Objective |
Copy out, unchanged, the stretch of entries below from the line containing "In the image" through the line containing "y-tick-label: 1 [77,561,88,578]", with both of those lines included. Leave the images out of your answer.

Material for this task |
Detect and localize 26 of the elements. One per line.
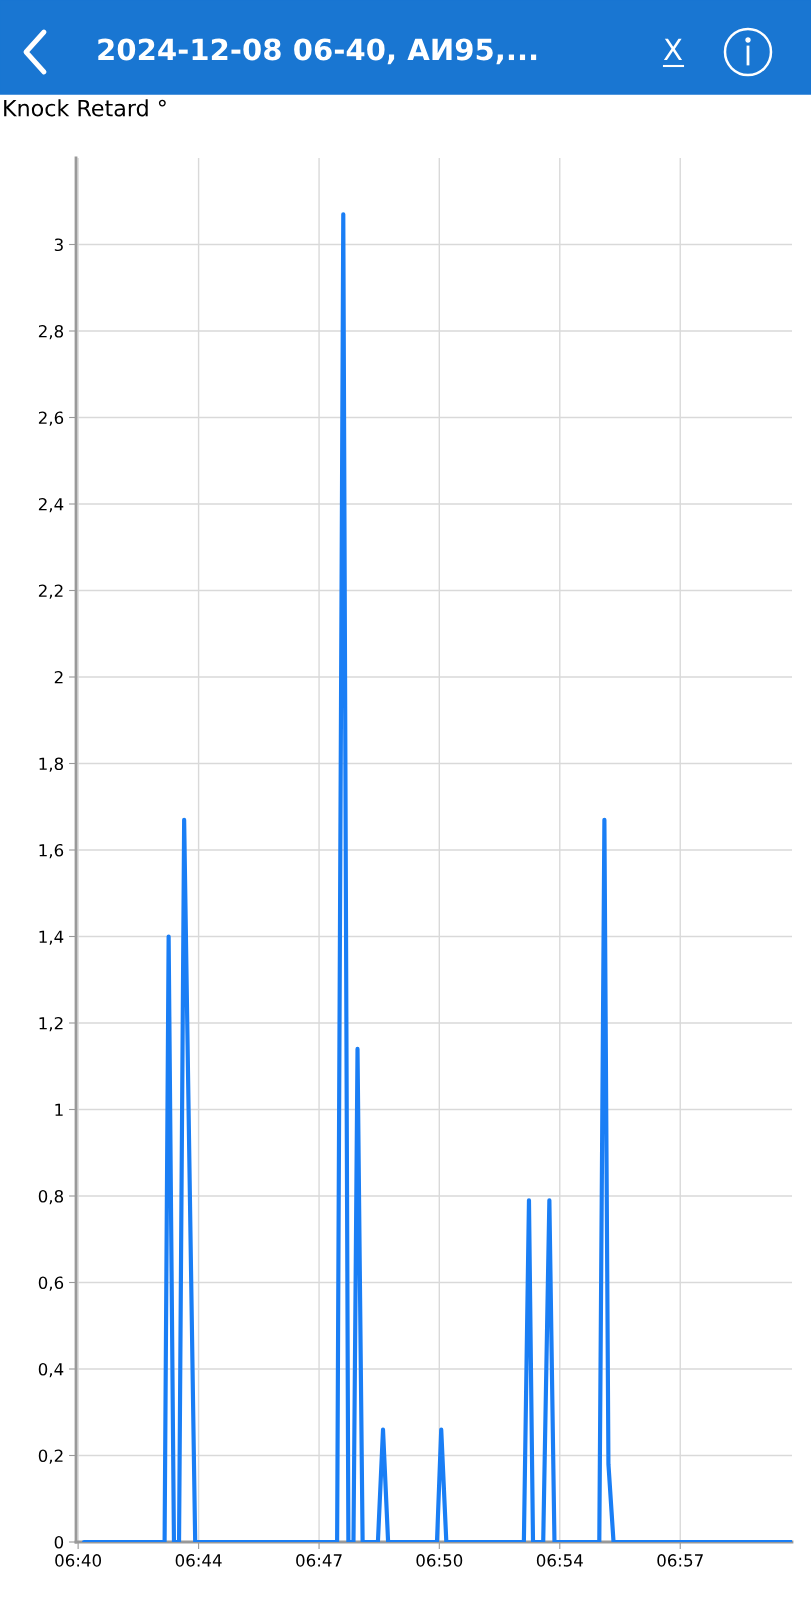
...
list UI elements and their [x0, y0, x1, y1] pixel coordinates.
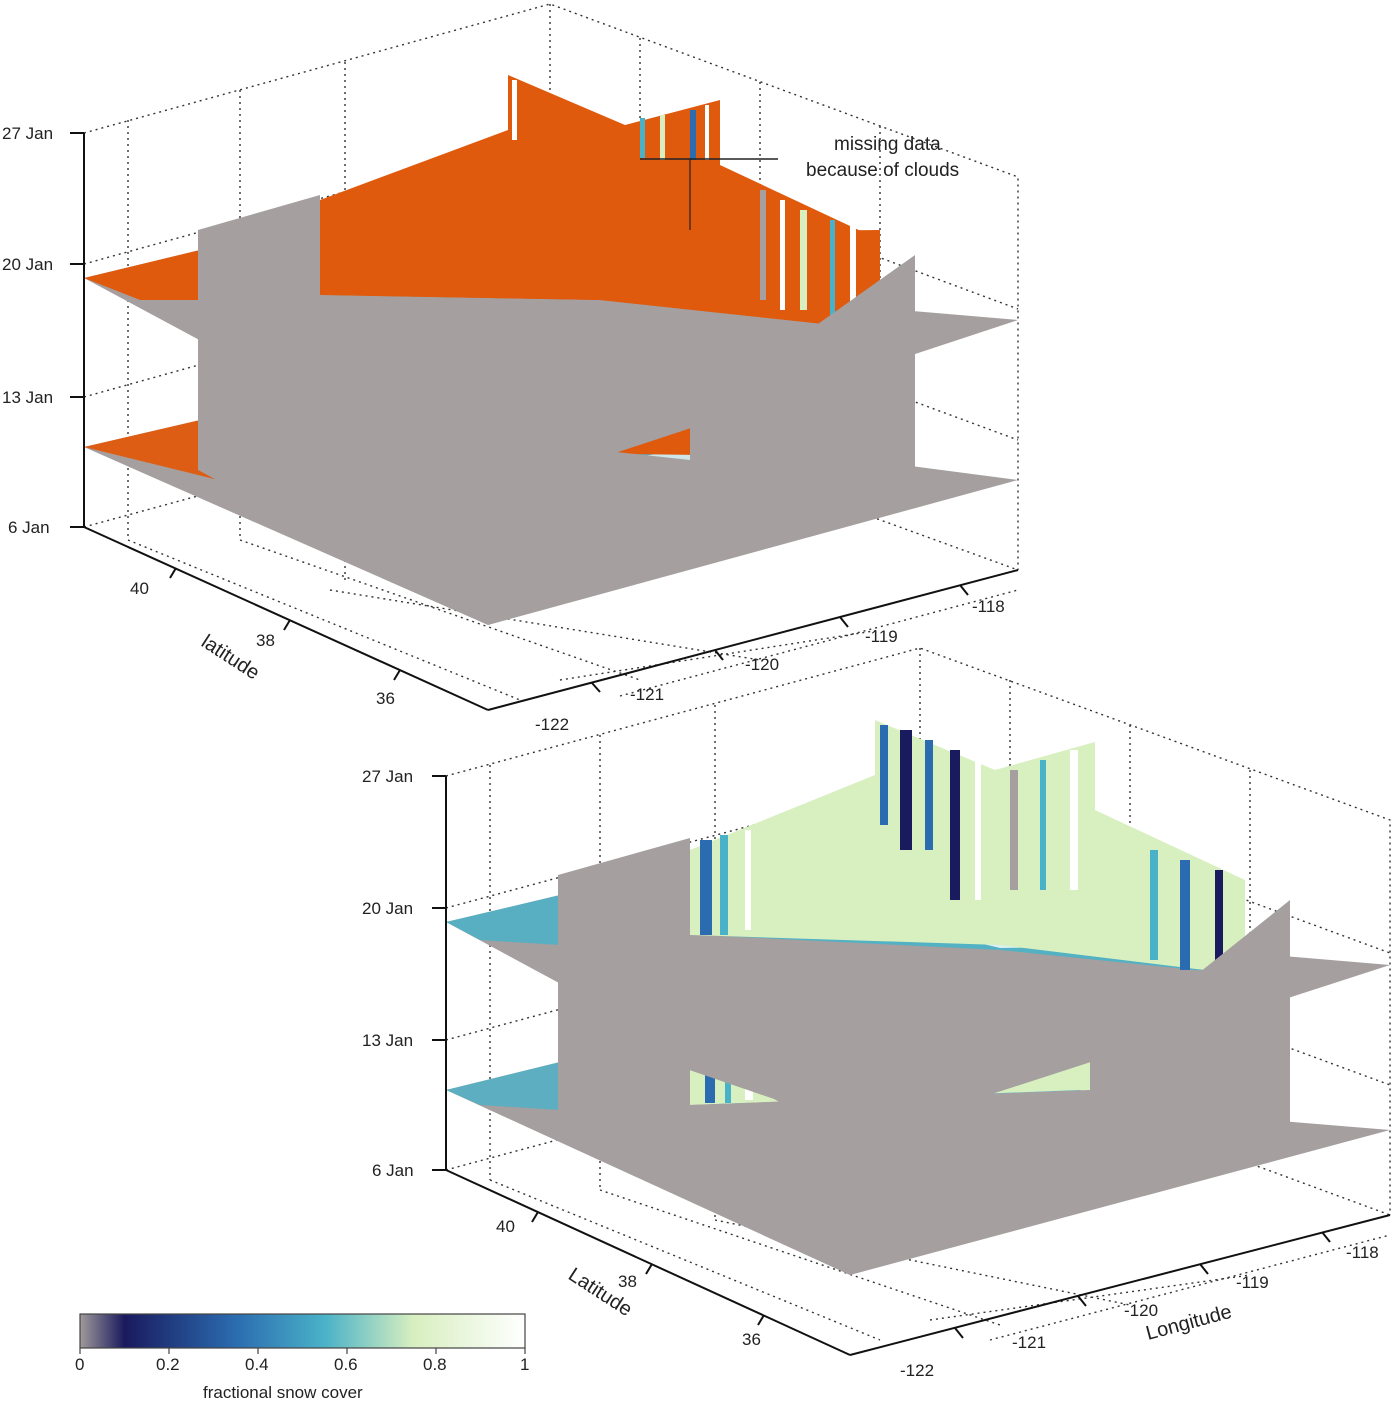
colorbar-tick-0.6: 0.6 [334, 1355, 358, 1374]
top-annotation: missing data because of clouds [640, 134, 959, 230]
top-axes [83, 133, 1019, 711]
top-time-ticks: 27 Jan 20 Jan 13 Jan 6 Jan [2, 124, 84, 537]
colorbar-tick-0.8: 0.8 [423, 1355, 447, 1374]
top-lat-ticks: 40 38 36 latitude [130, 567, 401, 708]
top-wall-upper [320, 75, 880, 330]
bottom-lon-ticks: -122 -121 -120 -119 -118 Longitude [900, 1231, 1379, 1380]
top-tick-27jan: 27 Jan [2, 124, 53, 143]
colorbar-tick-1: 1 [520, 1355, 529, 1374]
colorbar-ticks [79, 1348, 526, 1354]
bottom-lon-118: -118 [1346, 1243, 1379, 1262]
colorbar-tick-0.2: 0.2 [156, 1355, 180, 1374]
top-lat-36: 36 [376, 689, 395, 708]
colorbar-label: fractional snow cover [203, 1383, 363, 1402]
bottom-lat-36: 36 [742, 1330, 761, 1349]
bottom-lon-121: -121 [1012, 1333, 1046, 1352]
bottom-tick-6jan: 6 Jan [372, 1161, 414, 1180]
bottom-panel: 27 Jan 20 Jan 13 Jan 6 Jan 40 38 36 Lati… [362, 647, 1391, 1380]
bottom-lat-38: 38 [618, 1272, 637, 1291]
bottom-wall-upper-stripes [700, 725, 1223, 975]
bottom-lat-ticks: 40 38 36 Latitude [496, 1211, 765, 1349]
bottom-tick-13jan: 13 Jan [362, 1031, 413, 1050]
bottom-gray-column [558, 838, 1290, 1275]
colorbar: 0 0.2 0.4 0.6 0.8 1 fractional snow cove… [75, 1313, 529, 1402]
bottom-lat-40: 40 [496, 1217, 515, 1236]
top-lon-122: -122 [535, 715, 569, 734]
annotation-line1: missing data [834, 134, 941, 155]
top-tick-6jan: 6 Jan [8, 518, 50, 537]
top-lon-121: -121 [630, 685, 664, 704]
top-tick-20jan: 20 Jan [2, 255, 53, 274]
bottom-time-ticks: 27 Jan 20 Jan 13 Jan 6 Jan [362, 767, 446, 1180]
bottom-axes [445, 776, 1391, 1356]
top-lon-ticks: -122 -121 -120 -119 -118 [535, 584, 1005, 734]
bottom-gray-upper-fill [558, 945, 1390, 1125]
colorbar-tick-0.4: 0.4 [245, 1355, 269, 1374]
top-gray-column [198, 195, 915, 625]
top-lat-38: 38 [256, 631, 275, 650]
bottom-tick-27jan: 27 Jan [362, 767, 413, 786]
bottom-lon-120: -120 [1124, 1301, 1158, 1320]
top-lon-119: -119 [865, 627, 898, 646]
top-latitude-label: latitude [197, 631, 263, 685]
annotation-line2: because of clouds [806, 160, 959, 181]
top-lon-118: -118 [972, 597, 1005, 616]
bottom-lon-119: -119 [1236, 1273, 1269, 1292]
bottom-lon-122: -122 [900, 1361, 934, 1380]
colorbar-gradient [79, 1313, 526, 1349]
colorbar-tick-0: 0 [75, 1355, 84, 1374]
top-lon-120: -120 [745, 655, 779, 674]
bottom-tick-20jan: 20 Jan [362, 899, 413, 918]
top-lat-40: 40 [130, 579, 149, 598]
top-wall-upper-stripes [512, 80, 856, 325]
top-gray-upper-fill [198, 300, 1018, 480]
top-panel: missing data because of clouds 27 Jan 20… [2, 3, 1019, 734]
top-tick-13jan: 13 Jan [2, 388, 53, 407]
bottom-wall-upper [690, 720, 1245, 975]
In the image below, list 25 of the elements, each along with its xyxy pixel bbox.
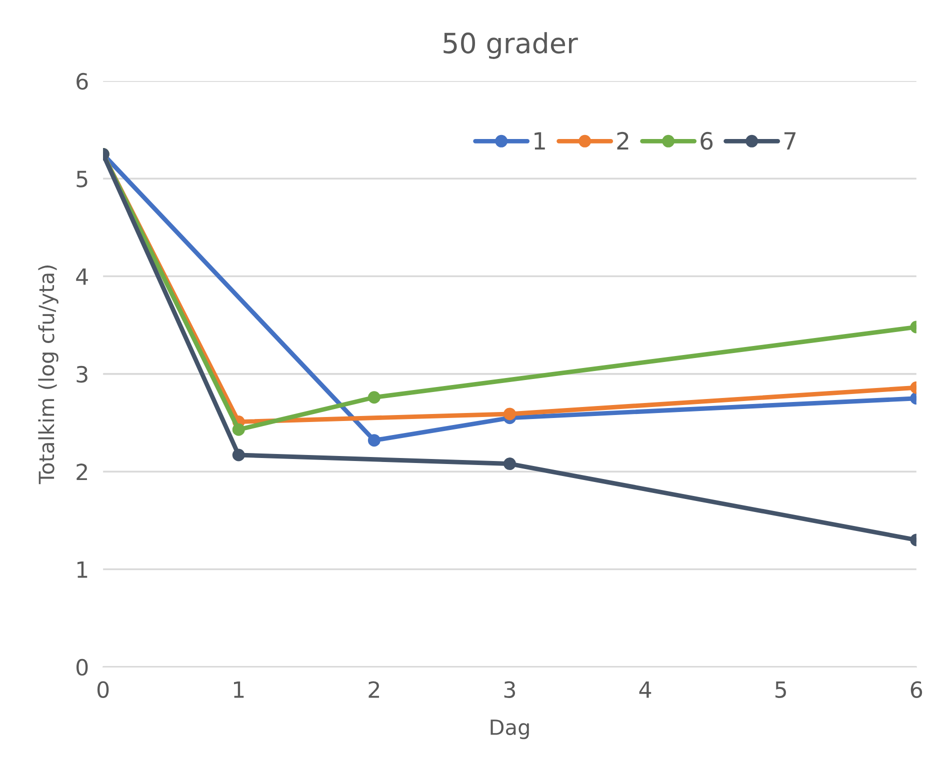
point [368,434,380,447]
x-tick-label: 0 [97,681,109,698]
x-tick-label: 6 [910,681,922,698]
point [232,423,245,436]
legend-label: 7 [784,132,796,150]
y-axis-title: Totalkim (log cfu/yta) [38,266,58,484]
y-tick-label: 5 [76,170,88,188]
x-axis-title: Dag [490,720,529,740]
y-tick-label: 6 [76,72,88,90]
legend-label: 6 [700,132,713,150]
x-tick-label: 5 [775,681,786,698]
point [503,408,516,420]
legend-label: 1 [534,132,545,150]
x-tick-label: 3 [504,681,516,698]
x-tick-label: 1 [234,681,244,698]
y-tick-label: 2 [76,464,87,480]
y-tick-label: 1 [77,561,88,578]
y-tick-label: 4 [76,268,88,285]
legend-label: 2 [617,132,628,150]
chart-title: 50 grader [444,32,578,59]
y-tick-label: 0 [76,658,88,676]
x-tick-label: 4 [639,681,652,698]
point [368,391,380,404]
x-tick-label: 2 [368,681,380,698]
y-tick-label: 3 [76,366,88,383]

Answer |
In the image below, list 25 of the elements, each along with its xyxy pixel bbox.
point [368,434,380,447]
x-tick-label: 0 [97,681,109,698]
x-tick-label: 6 [910,681,922,698]
point [232,423,245,436]
legend-label: 7 [784,132,796,150]
y-axis-title: Totalkim (log cfu/yta) [38,266,58,484]
y-tick-label: 5 [76,170,88,188]
x-axis-title: Dag [490,720,529,740]
y-tick-label: 6 [76,72,88,90]
legend-label: 6 [700,132,713,150]
x-tick-label: 5 [775,681,786,698]
point [503,408,516,420]
legend-label: 1 [534,132,545,150]
x-tick-label: 3 [504,681,516,698]
x-tick-label: 1 [234,681,244,698]
y-tick-label: 2 [76,464,87,480]
y-tick-label: 1 [77,561,88,578]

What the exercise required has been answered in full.